Data records:
********************

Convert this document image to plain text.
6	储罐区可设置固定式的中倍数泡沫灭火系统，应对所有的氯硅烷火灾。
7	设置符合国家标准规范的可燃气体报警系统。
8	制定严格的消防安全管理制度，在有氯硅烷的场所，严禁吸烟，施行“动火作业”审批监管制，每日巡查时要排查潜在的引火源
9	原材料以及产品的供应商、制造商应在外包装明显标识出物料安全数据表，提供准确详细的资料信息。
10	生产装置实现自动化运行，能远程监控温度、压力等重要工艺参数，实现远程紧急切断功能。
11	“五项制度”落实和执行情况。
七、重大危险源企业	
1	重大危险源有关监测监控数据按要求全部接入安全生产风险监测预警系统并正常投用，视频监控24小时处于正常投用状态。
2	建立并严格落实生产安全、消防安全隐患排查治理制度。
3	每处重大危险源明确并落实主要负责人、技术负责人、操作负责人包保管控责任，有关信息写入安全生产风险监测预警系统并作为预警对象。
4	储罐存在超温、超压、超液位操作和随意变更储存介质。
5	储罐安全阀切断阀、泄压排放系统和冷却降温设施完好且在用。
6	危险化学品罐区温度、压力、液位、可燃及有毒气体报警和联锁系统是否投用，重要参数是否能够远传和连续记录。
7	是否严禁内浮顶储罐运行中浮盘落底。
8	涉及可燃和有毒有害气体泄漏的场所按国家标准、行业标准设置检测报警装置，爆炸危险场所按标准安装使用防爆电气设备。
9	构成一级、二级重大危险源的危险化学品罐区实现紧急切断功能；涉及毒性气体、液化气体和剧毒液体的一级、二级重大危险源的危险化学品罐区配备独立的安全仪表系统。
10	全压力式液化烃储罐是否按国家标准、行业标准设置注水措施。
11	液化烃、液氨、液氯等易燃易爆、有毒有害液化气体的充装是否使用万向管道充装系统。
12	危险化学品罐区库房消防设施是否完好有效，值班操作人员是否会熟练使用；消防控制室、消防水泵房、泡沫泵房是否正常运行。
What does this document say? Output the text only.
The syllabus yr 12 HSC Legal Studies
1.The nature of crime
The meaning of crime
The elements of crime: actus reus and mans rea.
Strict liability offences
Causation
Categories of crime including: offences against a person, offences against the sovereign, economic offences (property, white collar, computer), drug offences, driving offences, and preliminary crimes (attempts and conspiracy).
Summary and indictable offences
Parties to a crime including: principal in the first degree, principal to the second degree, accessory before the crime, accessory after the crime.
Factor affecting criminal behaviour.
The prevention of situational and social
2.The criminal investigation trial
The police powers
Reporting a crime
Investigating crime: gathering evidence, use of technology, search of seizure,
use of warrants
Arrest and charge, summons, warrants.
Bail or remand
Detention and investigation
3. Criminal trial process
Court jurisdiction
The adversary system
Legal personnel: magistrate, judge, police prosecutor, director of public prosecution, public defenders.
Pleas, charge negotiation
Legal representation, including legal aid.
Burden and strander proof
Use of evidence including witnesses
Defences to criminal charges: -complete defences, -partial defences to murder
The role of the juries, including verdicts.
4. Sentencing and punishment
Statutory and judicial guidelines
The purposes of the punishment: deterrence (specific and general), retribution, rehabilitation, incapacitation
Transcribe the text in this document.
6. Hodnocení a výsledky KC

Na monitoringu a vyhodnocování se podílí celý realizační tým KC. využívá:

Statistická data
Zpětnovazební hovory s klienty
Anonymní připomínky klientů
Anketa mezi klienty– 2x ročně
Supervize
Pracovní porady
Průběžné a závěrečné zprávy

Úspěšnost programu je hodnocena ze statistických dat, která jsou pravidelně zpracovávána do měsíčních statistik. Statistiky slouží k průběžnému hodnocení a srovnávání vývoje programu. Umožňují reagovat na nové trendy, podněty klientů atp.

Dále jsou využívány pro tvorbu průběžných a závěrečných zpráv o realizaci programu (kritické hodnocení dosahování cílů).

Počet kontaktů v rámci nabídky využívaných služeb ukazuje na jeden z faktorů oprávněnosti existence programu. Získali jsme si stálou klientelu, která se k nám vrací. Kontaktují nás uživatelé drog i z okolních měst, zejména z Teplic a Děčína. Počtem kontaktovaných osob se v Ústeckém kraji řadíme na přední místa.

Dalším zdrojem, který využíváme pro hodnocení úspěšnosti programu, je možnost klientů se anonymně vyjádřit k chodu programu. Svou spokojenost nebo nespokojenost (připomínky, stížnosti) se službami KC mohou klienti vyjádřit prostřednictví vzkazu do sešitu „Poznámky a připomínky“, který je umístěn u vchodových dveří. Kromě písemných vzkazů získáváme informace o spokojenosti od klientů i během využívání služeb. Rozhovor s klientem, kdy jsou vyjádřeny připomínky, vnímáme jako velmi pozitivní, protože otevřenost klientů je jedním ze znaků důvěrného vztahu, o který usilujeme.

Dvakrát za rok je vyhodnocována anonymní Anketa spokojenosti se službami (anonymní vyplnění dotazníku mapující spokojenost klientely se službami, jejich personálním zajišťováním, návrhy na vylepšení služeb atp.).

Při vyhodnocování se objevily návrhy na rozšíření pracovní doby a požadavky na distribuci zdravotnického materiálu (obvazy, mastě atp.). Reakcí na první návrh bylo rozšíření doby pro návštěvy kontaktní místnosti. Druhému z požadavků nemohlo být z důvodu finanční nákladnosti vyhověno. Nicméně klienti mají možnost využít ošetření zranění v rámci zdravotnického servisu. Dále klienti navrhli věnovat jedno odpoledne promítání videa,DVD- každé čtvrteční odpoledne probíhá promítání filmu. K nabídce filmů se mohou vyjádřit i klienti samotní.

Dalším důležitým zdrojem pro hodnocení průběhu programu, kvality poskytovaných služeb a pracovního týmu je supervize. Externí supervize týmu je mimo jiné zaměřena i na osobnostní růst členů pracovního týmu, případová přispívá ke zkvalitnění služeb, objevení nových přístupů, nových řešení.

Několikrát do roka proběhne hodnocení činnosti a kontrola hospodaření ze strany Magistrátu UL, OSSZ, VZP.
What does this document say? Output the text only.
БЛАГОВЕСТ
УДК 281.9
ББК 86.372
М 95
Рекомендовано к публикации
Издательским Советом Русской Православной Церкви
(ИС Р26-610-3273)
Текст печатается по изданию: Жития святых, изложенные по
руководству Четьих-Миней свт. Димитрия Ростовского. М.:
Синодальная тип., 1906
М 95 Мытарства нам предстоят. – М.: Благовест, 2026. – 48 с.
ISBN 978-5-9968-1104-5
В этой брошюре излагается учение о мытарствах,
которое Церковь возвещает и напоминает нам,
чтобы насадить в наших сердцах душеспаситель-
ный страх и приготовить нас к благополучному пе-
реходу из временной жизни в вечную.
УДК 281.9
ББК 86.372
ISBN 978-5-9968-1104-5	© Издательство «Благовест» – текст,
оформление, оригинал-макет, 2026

********************

Instructions to follow:
Repeat the entries above exactly, leaving nothing out.

Solution for this exercise:
Convert this document image to plain text.
6	储罐区可设置固定式的中倍数泡沫灭火系统，应对所有的氯硅烷火灾。
7	设置符合国家标准规范的可燃气体报警系统。
8	制定严格的消防安全管理制度，在有氯硅烷的场所，严禁吸烟，施行“动火作业”审批监管制，每日巡查时要排查潜在的引火源
9	原材料以及产品的供应商、制造商应在外包装明显标识出物料安全数据表，提供准确详细的资料信息。
10	生产装置实现自动化运行，能远程监控温度、压力等重要工艺参数，实现远程紧急切断功能。
11	“五项制度”落实和执行情况。
七、重大危险源企业	
1	重大危险源有关监测监控数据按要求全部接入安全生产风险监测预警系统并正常投用，视频监控24小时处于正常投用状态。
2	建立并严格落实生产安全、消防安全隐患排查治理制度。
3	每处重大危险源明确并落实主要负责人、技术负责人、操作负责人包保管控责任，有关信息写入安全生产风险监测预警系统并作为预警对象。
4	储罐存在超温、超压、超液位操作和随意变更储存介质。
5	储罐安全阀切断阀、泄压排放系统和冷却降温设施完好且在用。
6	危险化学品罐区温度、压力、液位、可燃及有毒气体报警和联锁系统是否投用，重要参数是否能够远传和连续记录。
7	是否严禁内浮顶储罐运行中浮盘落底。
8	涉及可燃和有毒有害气体泄漏的场所按国家标准、行业标准设置检测报警装置，爆炸危险场所按标准安装使用防爆电气设备。
9	构成一级、二级重大危险源的危险化学品罐区实现紧急切断功能；涉及毒性气体、液化气体和剧毒液体的一级、二级重大危险源的危险化学品罐区配备独立的安全仪表系统。
10	全压力式液化烃储罐是否按国家标准、行业标准设置注水措施。
11	液化烃、液氨、液氯等易燃易爆、有毒有害液化气体的充装是否使用万向管道充装系统。
12	危险化学品罐区库房消防设施是否完好有效，值班操作人员是否会熟练使用；消防控制室、消防水泵房、泡沫泵房是否正常运行。
What does this document say? Output the text only.
The syllabus yr 12 HSC Legal Studies
1.The nature of crime
The meaning of crime
The elements of crime: actus reus and mans rea.
Strict liability offences
Causation
Categories of crime including: offences against a person, offences against the sovereign, economic offences (property, white collar, computer), drug offences, driving offences, and preliminary crimes (attempts and conspiracy).
Summary and indictable offences
Parties to a crime including: principal in the first degree, principal to the second degree, accessory before the crime, accessory after the crime.
Factor affecting criminal behaviour.
The prevention of situational and social
2.The criminal investigation trial
The police powers
Reporting a crime
Investigating crime: gathering evidence, use of technology, search of seizure,
use of warrants
Arrest and charge, summons, warrants.
Bail or remand
Detention and investigation
3. Criminal trial process
Court jurisdiction
The adversary system
Legal personnel: magistrate, judge, police prosecutor, director of public prosecution, public defenders.
Pleas, charge negotiation
Legal representation, including legal aid.
Burden and strander proof
Use of evidence including witnesses
Defences to criminal charges: -complete defences, -partial defences to murder
The role of the juries, including verdicts.
4. Sentencing and punishment
Statutory and judicial guidelines
The purposes of the punishment: deterrence (specific and general), retribution, rehabilitation, incapacitation
Transcribe the text in this document.
6. Hodnocení a výsledky KC

Na monitoringu a vyhodnocování se podílí celý realizační tým KC. využívá:

Statistická data
Zpětnovazební hovory s klienty
Anonymní připomínky klientů
Anketa mezi klienty– 2x ročně
Supervize
Pracovní porady
Průběžné a závěrečné zprávy

Úspěšnost programu je hodnocena ze statistických dat, která jsou pravidelně zpracovávána do měsíčních statistik. Statistiky slouží k průběžnému hodnocení a srovnávání vývoje programu. Umožňují reagovat na nové trendy, podněty klientů atp.

Dále jsou využívány pro tvorbu průběžných a závěrečných zpráv o realizaci programu (kritické hodnocení dosahování cílů).

Počet kontaktů v rámci nabídky využívaných služeb ukazuje na jeden z faktorů oprávněnosti existence programu. Získali jsme si stálou klientelu, která se k nám vrací. Kontaktují nás uživatelé drog i z okolních měst, zejména z Teplic a Děčína. Počtem kontaktovaných osob se v Ústeckém kraji řadíme na přední místa.

Dalším zdrojem, který využíváme pro hodnocení úspěšnosti programu, je možnost klientů se anonymně vyjádřit k chodu programu. Svou spokojenost nebo nespokojenost (připomínky, stížnosti) se službami KC mohou klienti vyjádřit prostřednictví vzkazu do sešitu „Poznámky a připomínky“, který je umístěn u vchodových dveří. Kromě písemných vzkazů získáváme informace o spokojenosti od klientů i během využívání služeb. Rozhovor s klientem, kdy jsou vyjádřeny připomínky, vnímáme jako velmi pozitivní, protože otevřenost klientů je jedním ze znaků důvěrného vztahu, o který usilujeme.

Dvakrát za rok je vyhodnocována anonymní Anketa spokojenosti se službami (anonymní vyplnění dotazníku mapující spokojenost klientely se službami, jejich personálním zajišťováním, návrhy na vylepšení služeb atp.).

Při vyhodnocování se objevily návrhy na rozšíření pracovní doby a požadavky na distribuci zdravotnického materiálu (obvazy, mastě atp.). Reakcí na první návrh bylo rozšíření doby pro návštěvy kontaktní místnosti. Druhému z požadavků nemohlo být z důvodu finanční nákladnosti vyhověno. Nicméně klienti mají možnost využít ošetření zranění v rámci zdravotnického servisu. Dále klienti navrhli věnovat jedno odpoledne promítání videa,DVD- každé čtvrteční odpoledne probíhá promítání filmu. K nabídce filmů se mohou vyjádřit i klienti samotní.

Dalším důležitým zdrojem pro hodnocení průběhu programu, kvality poskytovaných služeb a pracovního týmu je supervize. Externí supervize týmu je mimo jiné zaměřena i na osobnostní růst členů pracovního týmu, případová přispívá ke zkvalitnění služeb, objevení nových přístupů, nových řešení.

Několikrát do roka proběhne hodnocení činnosti a kontrola hospodaření ze strany Magistrátu UL, OSSZ, VZP.
What does this document say? Output the text only.
БЛАГОВЕСТ
УДК 281.9
ББК 86.372
М 95
Рекомендовано к публикации
Издательским Советом Русской Православной Церкви
(ИС Р26-610-3273)
Текст печатается по изданию: Жития святых, изложенные по
руководству Четьих-Миней свт. Димитрия Ростовского. М.:
Синодальная тип., 1906
М 95 Мытарства нам предстоят. – М.: Благовест, 2026. – 48 с.
ISBN 978-5-9968-1104-5
В этой брошюре излагается учение о мытарствах,
которое Церковь возвещает и напоминает нам,
чтобы насадить в наших сердцах душеспаситель-
ный страх и приготовить нас к благополучному пе-
реходу из временной жизни в вечную.
УДК 281.9
ББК 86.372
ISBN 978-5-9968-1104-5	© Издательство «Благовест» – текст,
оформление, оригинал-макет, 2026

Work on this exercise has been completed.